Aim → Copy every line of the listing exactly.

--- Data for processing ---

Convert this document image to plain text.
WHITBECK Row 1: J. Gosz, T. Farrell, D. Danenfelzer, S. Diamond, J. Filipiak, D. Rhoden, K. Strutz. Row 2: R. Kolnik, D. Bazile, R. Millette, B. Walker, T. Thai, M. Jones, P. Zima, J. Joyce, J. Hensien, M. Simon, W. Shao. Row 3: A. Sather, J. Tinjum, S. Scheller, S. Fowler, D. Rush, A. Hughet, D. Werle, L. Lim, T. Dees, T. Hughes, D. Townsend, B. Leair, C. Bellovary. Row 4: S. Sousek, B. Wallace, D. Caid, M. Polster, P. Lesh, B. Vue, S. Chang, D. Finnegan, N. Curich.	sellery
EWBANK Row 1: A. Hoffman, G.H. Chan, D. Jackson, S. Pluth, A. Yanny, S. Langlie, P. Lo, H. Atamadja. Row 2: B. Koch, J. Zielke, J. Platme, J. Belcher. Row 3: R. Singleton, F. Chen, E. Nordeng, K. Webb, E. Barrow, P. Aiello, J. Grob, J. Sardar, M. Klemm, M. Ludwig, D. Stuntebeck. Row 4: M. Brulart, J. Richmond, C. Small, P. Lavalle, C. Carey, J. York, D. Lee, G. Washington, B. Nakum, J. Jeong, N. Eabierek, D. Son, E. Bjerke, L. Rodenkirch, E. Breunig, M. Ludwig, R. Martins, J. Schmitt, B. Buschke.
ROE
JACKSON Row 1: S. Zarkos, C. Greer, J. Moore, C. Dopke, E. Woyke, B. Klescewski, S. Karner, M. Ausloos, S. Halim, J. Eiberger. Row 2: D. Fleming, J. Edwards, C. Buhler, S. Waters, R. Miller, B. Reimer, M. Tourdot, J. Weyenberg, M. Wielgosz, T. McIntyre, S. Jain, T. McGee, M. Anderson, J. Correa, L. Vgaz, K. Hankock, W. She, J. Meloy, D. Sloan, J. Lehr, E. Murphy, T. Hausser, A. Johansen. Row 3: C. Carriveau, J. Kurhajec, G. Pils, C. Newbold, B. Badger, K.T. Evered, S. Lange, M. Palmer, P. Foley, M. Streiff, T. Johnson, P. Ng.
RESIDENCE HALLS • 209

---

Solved exercise →
Convert this document image to plain text.
WHITBECK Row 1: J. Gosz, T. Farrell, D. Danenfelzer, S. Diamond, J. Filipiak, D. Rhoden, K. Strutz. Row 2: R. Kolnik, D. Bazile, R. Millette, B. Walker, T. Thai, M. Jones, P. Zima, J. Joyce, J. Hensien, M. Simon, W. Shao. Row 3: A. Sather, J. Tinjum, S. Scheller, S. Fowler, D. Rush, A. Hughet, D. Werle, L. Lim, T. Dees, T. Hughes, D. Townsend, B. Leair, C. Bellovary. Row 4: S. Sousek, B. Wallace, D. Caid, M. Polster, P. Lesh, B. Vue, S. Chang, D. Finnegan, N. Curich.	sellery
EWBANK Row 1: A. Hoffman, G.H. Chan, D. Jackson, S. Pluth, A. Yanny, S. Langlie, P. Lo, H. Atamadja. Row 2: B. Koch, J. Zielke, J. Platme, J. Belcher. Row 3: R. Singleton, F. Chen, E. Nordeng, K. Webb, E. Barrow, P. Aiello, J. Grob, J. Sardar, M. Klemm, M. Ludwig, D. Stuntebeck. Row 4: M. Brulart, J. Richmond, C. Small, P. Lavalle, C. Carey, J. York, D. Lee, G. Washington, B. Nakum, J. Jeong, N. Eabierek, D. Son, E. Bjerke, L. Rodenkirch, E. Breunig, M. Ludwig, R. Martins, J. Schmitt, B. Buschke.
ROE
JACKSON Row 1: S. Zarkos, C. Greer, J. Moore, C. Dopke, E. Woyke, B. Klescewski, S. Karner, M. Ausloos, S. Halim, J. Eiberger. Row 2: D. Fleming, J. Edwards, C. Buhler, S. Waters, R. Miller, B. Reimer, M. Tourdot, J. Weyenberg, M. Wielgosz, T. McIntyre, S. Jain, T. McGee, M. Anderson, J. Correa, L. Vgaz, K. Hankock, W. She, J. Meloy, D. Sloan, J. Lehr, E. Murphy, T. Hausser, A. Johansen. Row 3: C. Carriveau, J. Kurhajec, G. Pils, C. Newbold, B. Badger, K.T. Evered, S. Lange, M. Palmer, P. Foley, M. Streiff, T. Johnson, P. Ng.
RESIDENCE HALLS • 209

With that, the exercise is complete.